Short task: Pull each line holding the word "Hourly" from the data.

○ ○ ○ ○ ○ ○ ○

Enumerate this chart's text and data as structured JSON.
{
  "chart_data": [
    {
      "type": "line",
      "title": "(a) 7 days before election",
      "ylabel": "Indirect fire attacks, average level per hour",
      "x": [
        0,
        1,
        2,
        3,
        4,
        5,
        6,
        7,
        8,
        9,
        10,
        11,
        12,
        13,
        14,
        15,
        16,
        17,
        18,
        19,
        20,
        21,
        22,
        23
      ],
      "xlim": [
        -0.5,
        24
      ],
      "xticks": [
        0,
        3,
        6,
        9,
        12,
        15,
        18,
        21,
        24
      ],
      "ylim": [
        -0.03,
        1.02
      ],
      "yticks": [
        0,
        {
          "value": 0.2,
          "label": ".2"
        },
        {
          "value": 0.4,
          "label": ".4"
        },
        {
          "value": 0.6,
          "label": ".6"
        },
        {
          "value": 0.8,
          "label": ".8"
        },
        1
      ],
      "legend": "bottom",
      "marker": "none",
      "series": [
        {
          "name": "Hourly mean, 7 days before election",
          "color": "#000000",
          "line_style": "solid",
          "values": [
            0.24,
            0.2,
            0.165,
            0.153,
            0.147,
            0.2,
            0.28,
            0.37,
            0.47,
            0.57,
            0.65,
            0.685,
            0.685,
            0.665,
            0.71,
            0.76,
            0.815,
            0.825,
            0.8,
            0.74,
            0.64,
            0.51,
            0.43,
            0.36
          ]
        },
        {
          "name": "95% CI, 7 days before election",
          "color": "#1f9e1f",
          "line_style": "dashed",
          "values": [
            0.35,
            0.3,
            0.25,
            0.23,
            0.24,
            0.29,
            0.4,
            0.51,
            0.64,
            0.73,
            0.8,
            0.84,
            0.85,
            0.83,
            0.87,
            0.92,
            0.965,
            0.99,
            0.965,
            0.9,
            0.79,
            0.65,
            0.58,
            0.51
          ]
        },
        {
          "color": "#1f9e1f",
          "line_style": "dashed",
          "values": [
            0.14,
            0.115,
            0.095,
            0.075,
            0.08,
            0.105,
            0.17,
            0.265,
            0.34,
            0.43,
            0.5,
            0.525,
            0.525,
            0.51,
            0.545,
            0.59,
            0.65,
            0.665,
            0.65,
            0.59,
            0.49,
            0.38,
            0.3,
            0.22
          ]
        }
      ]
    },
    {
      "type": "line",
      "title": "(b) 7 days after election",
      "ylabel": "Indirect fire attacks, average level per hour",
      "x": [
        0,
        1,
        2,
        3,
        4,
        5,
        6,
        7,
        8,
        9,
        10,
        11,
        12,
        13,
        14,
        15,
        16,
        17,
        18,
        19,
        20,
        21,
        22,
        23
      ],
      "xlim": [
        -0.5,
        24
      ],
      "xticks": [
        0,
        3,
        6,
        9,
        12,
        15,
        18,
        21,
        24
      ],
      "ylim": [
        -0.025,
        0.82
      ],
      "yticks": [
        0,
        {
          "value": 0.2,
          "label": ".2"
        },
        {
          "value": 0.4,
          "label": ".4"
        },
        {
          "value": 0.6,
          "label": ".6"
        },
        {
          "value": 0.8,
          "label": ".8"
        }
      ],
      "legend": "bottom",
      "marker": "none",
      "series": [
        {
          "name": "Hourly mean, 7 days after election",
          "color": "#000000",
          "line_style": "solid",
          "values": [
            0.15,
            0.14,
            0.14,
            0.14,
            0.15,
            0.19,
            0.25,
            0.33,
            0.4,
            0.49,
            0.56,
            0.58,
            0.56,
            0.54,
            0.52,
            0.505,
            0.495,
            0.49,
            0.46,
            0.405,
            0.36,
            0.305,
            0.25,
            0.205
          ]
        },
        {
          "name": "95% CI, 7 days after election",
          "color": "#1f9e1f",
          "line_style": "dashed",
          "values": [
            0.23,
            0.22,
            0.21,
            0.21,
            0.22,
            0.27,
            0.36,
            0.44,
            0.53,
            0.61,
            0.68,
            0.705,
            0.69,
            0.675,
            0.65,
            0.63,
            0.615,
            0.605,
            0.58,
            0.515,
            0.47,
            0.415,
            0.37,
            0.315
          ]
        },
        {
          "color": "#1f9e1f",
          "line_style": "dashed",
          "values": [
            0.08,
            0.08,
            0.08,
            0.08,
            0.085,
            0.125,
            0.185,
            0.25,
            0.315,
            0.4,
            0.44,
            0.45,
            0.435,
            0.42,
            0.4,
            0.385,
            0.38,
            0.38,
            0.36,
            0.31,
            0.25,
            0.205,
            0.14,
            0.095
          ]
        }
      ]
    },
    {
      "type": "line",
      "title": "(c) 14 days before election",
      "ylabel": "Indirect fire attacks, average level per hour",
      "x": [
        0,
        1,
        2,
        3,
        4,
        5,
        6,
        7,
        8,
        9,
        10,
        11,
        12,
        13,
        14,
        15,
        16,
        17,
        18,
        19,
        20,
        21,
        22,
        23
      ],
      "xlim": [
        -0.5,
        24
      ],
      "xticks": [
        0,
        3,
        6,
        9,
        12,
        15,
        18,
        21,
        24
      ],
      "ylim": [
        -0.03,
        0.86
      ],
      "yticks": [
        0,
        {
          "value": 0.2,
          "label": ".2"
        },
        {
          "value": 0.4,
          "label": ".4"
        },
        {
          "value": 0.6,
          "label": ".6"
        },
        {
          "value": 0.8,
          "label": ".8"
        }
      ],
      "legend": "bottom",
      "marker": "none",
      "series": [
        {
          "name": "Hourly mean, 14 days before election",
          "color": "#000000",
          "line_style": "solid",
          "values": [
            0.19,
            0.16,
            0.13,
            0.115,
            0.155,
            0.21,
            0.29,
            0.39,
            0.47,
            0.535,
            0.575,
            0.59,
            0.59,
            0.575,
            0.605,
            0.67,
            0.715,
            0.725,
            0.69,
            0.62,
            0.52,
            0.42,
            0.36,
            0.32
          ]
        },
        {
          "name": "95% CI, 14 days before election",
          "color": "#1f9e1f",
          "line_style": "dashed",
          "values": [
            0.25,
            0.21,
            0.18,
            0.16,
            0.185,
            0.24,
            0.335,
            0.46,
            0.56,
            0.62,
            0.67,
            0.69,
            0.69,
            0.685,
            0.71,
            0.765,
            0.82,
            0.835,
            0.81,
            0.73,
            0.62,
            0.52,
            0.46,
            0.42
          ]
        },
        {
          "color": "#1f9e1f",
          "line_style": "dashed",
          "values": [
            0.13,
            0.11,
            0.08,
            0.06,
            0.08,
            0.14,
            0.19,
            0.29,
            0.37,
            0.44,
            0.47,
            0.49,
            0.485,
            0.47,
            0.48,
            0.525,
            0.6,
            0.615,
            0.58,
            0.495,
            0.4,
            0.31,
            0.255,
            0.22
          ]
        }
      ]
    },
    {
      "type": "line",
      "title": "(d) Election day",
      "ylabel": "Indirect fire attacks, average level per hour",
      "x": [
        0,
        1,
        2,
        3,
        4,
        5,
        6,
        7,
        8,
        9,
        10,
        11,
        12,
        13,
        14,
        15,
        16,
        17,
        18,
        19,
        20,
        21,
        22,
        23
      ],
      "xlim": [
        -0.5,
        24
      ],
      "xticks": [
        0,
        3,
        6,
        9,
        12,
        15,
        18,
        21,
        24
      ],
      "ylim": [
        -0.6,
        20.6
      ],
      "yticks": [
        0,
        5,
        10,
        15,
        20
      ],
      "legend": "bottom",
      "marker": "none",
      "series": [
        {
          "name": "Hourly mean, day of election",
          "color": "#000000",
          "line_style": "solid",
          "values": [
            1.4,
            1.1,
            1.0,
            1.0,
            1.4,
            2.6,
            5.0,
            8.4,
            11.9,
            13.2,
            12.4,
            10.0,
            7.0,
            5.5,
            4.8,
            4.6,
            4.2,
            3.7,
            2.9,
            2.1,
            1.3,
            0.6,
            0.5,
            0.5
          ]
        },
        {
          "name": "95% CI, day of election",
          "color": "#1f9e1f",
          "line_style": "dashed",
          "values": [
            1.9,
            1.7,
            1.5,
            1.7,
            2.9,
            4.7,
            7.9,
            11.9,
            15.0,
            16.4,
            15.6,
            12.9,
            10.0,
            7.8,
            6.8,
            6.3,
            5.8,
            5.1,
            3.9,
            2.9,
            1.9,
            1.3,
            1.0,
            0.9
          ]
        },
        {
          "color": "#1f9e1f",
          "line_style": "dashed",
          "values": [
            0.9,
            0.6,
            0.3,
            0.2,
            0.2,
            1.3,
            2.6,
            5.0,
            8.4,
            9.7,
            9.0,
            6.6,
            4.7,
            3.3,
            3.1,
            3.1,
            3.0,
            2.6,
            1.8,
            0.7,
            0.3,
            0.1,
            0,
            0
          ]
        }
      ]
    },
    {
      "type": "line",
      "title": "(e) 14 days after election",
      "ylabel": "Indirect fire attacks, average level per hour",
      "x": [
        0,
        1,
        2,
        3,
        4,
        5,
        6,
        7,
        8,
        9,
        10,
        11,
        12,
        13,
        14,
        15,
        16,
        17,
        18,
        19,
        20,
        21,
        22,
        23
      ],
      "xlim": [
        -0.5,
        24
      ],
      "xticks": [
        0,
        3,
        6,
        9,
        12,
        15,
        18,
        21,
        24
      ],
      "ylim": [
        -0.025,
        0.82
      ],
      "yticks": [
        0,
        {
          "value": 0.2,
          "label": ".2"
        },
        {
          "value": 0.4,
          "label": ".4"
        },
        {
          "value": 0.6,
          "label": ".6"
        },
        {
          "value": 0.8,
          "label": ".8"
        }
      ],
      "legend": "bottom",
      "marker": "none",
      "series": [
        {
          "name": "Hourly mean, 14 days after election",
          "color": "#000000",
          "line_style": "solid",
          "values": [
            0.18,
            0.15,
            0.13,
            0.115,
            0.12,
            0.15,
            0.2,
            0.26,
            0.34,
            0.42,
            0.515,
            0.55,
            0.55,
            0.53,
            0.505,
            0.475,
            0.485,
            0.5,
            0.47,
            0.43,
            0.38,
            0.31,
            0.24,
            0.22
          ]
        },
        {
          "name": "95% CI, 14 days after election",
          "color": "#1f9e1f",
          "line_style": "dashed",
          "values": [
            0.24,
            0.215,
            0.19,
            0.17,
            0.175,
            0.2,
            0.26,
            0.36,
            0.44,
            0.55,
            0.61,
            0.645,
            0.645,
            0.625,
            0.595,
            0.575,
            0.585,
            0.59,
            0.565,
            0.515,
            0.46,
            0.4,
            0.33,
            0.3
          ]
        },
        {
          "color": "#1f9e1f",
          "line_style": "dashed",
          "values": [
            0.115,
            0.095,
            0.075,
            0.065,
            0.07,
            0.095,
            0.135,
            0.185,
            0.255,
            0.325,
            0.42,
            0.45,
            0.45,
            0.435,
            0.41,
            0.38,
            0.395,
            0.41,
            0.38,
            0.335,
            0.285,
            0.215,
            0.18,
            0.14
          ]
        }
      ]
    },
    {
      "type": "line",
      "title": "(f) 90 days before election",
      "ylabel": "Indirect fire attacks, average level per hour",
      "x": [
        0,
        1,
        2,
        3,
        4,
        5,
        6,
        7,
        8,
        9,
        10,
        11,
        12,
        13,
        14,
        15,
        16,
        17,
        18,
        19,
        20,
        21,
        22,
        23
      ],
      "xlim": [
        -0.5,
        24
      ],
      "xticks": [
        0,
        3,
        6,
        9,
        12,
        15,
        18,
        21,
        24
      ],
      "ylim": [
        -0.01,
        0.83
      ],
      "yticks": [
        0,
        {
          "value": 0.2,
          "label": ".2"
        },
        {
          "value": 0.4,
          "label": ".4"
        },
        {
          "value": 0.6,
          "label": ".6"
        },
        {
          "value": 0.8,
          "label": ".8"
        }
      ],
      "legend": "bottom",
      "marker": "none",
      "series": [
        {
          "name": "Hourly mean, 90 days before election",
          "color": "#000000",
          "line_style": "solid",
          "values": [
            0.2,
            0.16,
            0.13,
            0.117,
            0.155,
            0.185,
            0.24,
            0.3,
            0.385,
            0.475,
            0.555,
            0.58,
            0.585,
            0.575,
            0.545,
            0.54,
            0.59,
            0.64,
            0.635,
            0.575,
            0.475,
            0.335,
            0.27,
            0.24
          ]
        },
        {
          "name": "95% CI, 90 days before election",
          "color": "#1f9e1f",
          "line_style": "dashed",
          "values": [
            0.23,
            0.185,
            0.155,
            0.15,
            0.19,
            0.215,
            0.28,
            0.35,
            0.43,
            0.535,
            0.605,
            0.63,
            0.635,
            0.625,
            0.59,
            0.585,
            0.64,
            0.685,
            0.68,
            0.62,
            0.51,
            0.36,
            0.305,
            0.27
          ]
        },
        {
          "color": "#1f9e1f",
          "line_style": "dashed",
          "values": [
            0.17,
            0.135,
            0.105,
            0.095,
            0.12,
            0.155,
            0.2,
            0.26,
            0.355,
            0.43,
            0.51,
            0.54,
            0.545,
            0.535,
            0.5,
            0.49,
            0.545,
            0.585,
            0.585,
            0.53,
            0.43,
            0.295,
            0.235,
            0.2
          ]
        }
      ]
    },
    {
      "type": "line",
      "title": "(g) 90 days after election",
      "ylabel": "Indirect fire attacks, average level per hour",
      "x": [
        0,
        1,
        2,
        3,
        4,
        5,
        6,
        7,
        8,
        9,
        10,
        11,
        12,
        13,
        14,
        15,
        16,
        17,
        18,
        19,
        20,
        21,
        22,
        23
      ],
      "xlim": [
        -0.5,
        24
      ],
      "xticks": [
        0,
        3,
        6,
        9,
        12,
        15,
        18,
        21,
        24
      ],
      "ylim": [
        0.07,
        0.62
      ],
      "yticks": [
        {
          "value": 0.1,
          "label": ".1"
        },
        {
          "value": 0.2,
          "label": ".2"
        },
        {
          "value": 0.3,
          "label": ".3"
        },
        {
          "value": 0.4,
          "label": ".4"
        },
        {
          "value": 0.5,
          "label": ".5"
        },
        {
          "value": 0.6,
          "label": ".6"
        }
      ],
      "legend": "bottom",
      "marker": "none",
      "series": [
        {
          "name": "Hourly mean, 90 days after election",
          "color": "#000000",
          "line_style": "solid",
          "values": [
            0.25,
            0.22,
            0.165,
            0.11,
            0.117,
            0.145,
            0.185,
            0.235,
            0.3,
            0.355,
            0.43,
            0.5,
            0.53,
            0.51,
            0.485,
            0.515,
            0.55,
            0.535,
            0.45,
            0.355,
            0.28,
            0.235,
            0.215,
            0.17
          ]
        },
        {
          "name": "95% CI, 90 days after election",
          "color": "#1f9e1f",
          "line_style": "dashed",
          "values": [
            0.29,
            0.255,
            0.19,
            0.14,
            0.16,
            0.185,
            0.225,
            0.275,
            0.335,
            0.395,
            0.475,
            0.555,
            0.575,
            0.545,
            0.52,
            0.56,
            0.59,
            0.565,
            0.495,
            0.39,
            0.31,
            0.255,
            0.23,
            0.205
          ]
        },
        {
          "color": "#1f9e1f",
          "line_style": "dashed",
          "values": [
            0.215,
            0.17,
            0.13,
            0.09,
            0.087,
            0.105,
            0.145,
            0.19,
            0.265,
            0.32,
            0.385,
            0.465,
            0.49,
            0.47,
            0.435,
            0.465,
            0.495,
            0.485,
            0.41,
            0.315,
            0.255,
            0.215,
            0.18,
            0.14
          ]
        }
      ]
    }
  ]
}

○ ○ ○ ○ ○ ○ ○

Output of the exercise:
          "name": "Hourly mean, 7 days before election",
          "name": "Hourly mean, 7 days after election",
          "name": "Hourly mean, 14 days before election",
          "name": "Hourly mean, day of election",
          "name": "Hourly mean, 14 days after election",
          "name": "Hourly mean, 90 days before election",
          "name": "Hourly mean, 90 days after election",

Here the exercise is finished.